▸ **Set task**: Take the material and output all of it exactly.
*** Exercise input
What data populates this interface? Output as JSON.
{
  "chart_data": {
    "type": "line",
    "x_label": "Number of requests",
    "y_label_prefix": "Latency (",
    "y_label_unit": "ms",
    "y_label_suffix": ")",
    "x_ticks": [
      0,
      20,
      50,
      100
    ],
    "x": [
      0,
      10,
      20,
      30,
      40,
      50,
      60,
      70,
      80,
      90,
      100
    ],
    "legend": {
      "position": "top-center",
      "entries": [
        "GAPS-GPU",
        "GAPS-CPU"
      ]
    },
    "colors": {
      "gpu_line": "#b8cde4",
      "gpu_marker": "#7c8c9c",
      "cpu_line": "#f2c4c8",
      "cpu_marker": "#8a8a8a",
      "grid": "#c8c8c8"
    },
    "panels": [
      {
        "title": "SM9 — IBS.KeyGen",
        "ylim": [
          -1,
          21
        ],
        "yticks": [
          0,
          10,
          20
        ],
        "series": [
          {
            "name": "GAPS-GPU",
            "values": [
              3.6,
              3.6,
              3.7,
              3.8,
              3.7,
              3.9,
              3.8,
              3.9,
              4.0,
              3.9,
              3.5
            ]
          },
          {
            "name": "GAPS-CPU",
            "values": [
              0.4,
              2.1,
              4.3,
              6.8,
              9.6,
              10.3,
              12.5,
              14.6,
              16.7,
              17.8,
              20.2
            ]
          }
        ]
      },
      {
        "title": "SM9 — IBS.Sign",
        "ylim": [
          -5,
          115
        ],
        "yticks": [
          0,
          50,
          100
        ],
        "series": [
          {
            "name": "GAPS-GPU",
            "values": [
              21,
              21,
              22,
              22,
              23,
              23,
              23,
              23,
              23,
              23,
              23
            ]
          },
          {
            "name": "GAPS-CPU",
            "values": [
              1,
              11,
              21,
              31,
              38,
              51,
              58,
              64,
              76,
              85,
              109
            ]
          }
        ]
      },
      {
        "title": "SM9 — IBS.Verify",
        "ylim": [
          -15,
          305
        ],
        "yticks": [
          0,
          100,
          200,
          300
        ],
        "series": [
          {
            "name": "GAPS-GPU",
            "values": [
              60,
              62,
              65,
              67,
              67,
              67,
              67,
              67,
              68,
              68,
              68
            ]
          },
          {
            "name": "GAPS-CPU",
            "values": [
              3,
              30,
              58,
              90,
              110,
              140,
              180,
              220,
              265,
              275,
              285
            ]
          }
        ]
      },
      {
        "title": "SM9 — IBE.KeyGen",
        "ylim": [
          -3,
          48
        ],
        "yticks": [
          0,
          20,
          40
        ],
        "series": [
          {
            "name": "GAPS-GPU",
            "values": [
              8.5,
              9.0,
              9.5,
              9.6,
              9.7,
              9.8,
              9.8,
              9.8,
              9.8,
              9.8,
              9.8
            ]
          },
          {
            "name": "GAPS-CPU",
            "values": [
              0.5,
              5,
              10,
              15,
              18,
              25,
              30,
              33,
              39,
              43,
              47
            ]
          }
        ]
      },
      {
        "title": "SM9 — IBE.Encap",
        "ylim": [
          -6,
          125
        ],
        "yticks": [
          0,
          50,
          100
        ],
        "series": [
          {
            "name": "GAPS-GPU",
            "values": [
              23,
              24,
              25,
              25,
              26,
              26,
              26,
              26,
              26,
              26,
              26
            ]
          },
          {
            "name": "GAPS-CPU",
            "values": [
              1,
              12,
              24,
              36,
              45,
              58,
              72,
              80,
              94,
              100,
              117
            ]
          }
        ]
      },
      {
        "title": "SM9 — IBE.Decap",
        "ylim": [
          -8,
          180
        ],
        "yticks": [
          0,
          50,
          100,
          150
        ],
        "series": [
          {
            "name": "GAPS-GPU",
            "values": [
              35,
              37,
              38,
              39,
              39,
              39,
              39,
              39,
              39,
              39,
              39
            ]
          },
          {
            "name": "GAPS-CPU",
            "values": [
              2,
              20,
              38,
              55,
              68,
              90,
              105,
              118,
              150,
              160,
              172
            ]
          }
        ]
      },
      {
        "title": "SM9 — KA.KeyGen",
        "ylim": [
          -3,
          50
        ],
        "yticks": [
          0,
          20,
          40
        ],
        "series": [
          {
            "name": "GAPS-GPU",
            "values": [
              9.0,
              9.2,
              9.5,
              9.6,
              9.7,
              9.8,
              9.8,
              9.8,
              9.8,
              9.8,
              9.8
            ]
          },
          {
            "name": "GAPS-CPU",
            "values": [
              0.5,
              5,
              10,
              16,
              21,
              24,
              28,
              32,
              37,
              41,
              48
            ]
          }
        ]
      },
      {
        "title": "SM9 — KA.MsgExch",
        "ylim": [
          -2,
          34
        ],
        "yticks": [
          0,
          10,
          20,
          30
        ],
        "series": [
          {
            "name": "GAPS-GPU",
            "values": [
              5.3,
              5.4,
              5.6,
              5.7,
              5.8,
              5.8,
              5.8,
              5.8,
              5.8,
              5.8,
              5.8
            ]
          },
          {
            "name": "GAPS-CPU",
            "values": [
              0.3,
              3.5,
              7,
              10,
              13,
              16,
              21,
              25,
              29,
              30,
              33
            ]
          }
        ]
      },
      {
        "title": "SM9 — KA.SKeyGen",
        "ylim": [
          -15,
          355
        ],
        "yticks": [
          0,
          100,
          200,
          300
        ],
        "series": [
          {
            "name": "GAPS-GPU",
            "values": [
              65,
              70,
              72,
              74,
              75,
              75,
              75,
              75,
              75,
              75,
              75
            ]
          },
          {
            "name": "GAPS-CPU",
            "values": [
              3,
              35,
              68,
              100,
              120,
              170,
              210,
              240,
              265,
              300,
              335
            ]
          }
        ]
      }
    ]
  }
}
******
▸ **Written answer**:
What data populates this interface? Output as JSON.
{
  "chart_data": {
    "type": "line",
    "x_label": "Number of requests",
    "y_label_prefix": "Latency (",
    "y_label_unit": "ms",
    "y_label_suffix": ")",
    "x_ticks": [
      0,
      20,
      50,
      100
    ],
    "x": [
      0,
      10,
      20,
      30,
      40,
      50,
      60,
      70,
      80,
      90,
      100
    ],
    "legend": {
      "position": "top-center",
      "entries": [
        "GAPS-GPU",
        "GAPS-CPU"
      ]
    },
    "colors": {
      "gpu_line": "#b8cde4",
      "gpu_marker": "#7c8c9c",
      "cpu_line": "#f2c4c8",
      "cpu_marker": "#8a8a8a",
      "grid": "#c8c8c8"
    },
    "panels": [
      {
        "title": "SM9 — IBS.KeyGen",
        "ylim": [
          -1,
          21
        ],
        "yticks": [
          0,
          10,
          20
        ],
        "series": [
          {
            "name": "GAPS-GPU",
            "values": [
              3.6,
              3.6,
              3.7,
              3.8,
              3.7,
              3.9,
              3.8,
              3.9,
              4.0,
              3.9,
              3.5
            ]
          },
          {
            "name": "GAPS-CPU",
            "values": [
              0.4,
              2.1,
              4.3,
              6.8,
              9.6,
              10.3,
              12.5,
              14.6,
              16.7,
              17.8,
              20.2
            ]
          }
        ]
      },
      {
        "title": "SM9 — IBS.Sign",
        "ylim": [
          -5,
          115
        ],
        "yticks": [
          0,
          50,
          100
        ],
        "series": [
          {
            "name": "GAPS-GPU",
            "values": [
              21,
              21,
              22,
              22,
              23,
              23,
              23,
              23,
              23,
              23,
              23
            ]
          },
          {
            "name": "GAPS-CPU",
            "values": [
              1,
              11,
              21,
              31,
              38,
              51,
              58,
              64,
              76,
              85,
              109
            ]
          }
        ]
      },
      {
        "title": "SM9 — IBS.Verify",
        "ylim": [
          -15,
          305
        ],
        "yticks": [
          0,
          100,
          200,
          300
        ],
        "series": [
          {
            "name": "GAPS-GPU",
            "values": [
              60,
              62,
              65,
              67,
              67,
              67,
              67,
              67,
              68,
              68,
              68
            ]
          },
          {
            "name": "GAPS-CPU",
            "values": [
              3,
              30,
              58,
              90,
              110,
              140,
              180,
              220,
              265,
              275,
              285
            ]
          }
        ]
      },
      {
        "title": "SM9 — IBE.KeyGen",
        "ylim": [
          -3,
          48
        ],
        "yticks": [
          0,
          20,
          40
        ],
        "series": [
          {
            "name": "GAPS-GPU",
            "values": [
              8.5,
              9.0,
              9.5,
              9.6,
              9.7,
              9.8,
              9.8,
              9.8,
              9.8,
              9.8,
              9.8
            ]
          },
          {
            "name": "GAPS-CPU",
            "values": [
              0.5,
              5,
              10,
              15,
              18,
              25,
              30,
              33,
              39,
              43,
              47
            ]
          }
        ]
      },
      {
        "title": "SM9 — IBE.Encap",
        "ylim": [
          -6,
          125
        ],
        "yticks": [
          0,
          50,
          100
        ],
        "series": [
          {
            "name": "GAPS-GPU",
            "values": [
              23,
              24,
              25,
              25,
              26,
              26,
              26,
              26,
              26,
              26,
              26
            ]
          },
          {
            "name": "GAPS-CPU",
            "values": [
              1,
              12,
              24,
              36,
              45,
              58,
              72,
              80,
              94,
              100,
              117
            ]
          }
        ]
      },
      {
        "title": "SM9 — IBE.Decap",
        "ylim": [
          -8,
          180
        ],
        "yticks": [
          0,
          50,
          100,
          150
        ],
        "series": [
          {
            "name": "GAPS-GPU",
            "values": [
              35,
              37,
              38,
              39,
              39,
              39,
              39,
              39,
              39,
              39,
              39
            ]
          },
          {
            "name": "GAPS-CPU",
            "values": [
              2,
              20,
              38,
              55,
              68,
              90,
              105,
              118,
              150,
              160,
              172
            ]
          }
        ]
      },
      {
        "title": "SM9 — KA.KeyGen",
        "ylim": [
          -3,
          50
        ],
        "yticks": [
          0,
          20,
          40
        ],
        "series": [
          {
            "name": "GAPS-GPU",
            "values": [
              9.0,
              9.2,
              9.5,
              9.6,
              9.7,
              9.8,
              9.8,
              9.8,
              9.8,
              9.8,
              9.8
            ]
          },
          {
            "name": "GAPS-CPU",
            "values": [
              0.5,
              5,
              10,
              16,
              21,
              24,
              28,
              32,
              37,
              41,
              48
            ]
          }
        ]
      },
      {
        "title": "SM9 — KA.MsgExch",
        "ylim": [
          -2,
          34
        ],
        "yticks": [
          0,
          10,
          20,
          30
        ],
        "series": [
          {
            "name": "GAPS-GPU",
            "values": [
              5.3,
              5.4,
              5.6,
              5.7,
              5.8,
              5.8,
              5.8,
              5.8,
              5.8,
              5.8,
              5.8
            ]
          },
          {
            "name": "GAPS-CPU",
            "values": [
              0.3,
              3.5,
              7,
              10,
              13,
              16,
              21,
              25,
              29,
              30,
              33
            ]
          }
        ]
      },
      {
        "title": "SM9 — KA.SKeyGen",
        "ylim": [
          -15,
          355
        ],
        "yticks": [
          0,
          100,
          200,
          300
        ],
        "series": [
          {
            "name": "GAPS-GPU",
            "values": [
              65,
              70,
              72,
              74,
              75,
              75,
              75,
              75,
              75,
              75,
              75
            ]
          },
          {
            "name": "GAPS-CPU",
            "values": [
              3,
              35,
              68,
              100,
              120,
              170,
              210,
              240,
              265,
              300,
              335
            ]
          }
        ]
      }
    ]
  }
}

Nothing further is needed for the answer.